Stored data entries:
+===+
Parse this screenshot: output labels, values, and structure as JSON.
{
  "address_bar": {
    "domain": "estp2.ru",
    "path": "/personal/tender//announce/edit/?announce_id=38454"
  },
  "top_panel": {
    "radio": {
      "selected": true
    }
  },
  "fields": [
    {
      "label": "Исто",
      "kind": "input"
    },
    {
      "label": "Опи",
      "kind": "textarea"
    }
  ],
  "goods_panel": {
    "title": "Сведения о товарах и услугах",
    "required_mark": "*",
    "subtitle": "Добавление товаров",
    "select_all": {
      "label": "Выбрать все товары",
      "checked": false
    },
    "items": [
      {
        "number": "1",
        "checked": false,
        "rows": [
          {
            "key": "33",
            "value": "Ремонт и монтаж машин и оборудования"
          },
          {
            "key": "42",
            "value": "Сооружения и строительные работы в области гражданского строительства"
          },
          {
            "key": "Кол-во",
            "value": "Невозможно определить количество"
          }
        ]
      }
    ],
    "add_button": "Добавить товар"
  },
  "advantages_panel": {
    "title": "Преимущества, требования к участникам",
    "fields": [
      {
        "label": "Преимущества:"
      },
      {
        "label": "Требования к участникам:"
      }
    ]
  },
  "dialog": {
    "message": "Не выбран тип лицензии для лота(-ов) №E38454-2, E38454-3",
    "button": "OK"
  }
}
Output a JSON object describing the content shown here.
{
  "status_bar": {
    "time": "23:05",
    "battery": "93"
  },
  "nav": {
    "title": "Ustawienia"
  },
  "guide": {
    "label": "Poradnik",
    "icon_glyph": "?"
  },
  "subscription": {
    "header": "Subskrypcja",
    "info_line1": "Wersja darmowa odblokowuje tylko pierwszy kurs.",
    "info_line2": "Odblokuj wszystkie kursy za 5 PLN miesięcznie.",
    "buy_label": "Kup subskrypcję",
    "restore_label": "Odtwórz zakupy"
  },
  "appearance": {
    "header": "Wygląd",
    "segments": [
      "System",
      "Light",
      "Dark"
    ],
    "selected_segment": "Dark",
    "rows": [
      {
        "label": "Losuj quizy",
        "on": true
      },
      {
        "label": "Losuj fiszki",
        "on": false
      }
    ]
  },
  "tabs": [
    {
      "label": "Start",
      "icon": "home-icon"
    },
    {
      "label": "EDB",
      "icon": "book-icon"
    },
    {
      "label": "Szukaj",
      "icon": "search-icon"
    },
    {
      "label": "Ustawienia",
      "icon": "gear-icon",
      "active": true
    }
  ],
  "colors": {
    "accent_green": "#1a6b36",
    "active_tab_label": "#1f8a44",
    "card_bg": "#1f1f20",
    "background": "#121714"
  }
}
+===+
Problem to work on>
Retype all the material above precisely, with no line left out.

Reply>
Parse this screenshot: output labels, values, and structure as JSON.
{
  "address_bar": {
    "domain": "estp2.ru",
    "path": "/personal/tender//announce/edit/?announce_id=38454"
  },
  "top_panel": {
    "radio": {
      "selected": true
    }
  },
  "fields": [
    {
      "label": "Исто",
      "kind": "input"
    },
    {
      "label": "Опи",
      "kind": "textarea"
    }
  ],
  "goods_panel": {
    "title": "Сведения о товарах и услугах",
    "required_mark": "*",
    "subtitle": "Добавление товаров",
    "select_all": {
      "label": "Выбрать все товары",
      "checked": false
    },
    "items": [
      {
        "number": "1",
        "checked": false,
        "rows": [
          {
            "key": "33",
            "value": "Ремонт и монтаж машин и оборудования"
          },
          {
            "key": "42",
            "value": "Сооружения и строительные работы в области гражданского строительства"
          },
          {
            "key": "Кол-во",
            "value": "Невозможно определить количество"
          }
        ]
      }
    ],
    "add_button": "Добавить товар"
  },
  "advantages_panel": {
    "title": "Преимущества, требования к участникам",
    "fields": [
      {
        "label": "Преимущества:"
      },
      {
        "label": "Требования к участникам:"
      }
    ]
  },
  "dialog": {
    "message": "Не выбран тип лицензии для лота(-ов) №E38454-2, E38454-3",
    "button": "OK"
  }
}
Output a JSON object describing the content shown here.
{
  "status_bar": {
    "time": "23:05",
    "battery": "93"
  },
  "nav": {
    "title": "Ustawienia"
  },
  "guide": {
    "label": "Poradnik",
    "icon_glyph": "?"
  },
  "subscription": {
    "header": "Subskrypcja",
    "info_line1": "Wersja darmowa odblokowuje tylko pierwszy kurs.",
    "info_line2": "Odblokuj wszystkie kursy za 5 PLN miesięcznie.",
    "buy_label": "Kup subskrypcję",
    "restore_label": "Odtwórz zakupy"
  },
  "appearance": {
    "header": "Wygląd",
    "segments": [
      "System",
      "Light",
      "Dark"
    ],
    "selected_segment": "Dark",
    "rows": [
      {
        "label": "Losuj quizy",
        "on": true
      },
      {
        "label": "Losuj fiszki",
        "on": false
      }
    ]
  },
  "tabs": [
    {
      "label": "Start",
      "icon": "home-icon"
    },
    {
      "label": "EDB",
      "icon": "book-icon"
    },
    {
      "label": "Szukaj",
      "icon": "search-icon"
    },
    {
      "label": "Ustawienia",
      "icon": "gear-icon",
      "active": true
    }
  ],
  "colors": {
    "accent_green": "#1a6b36",
    "active_tab_label": "#1f8a44",
    "card_bg": "#1f1f20",
    "background": "#121714"
  }
}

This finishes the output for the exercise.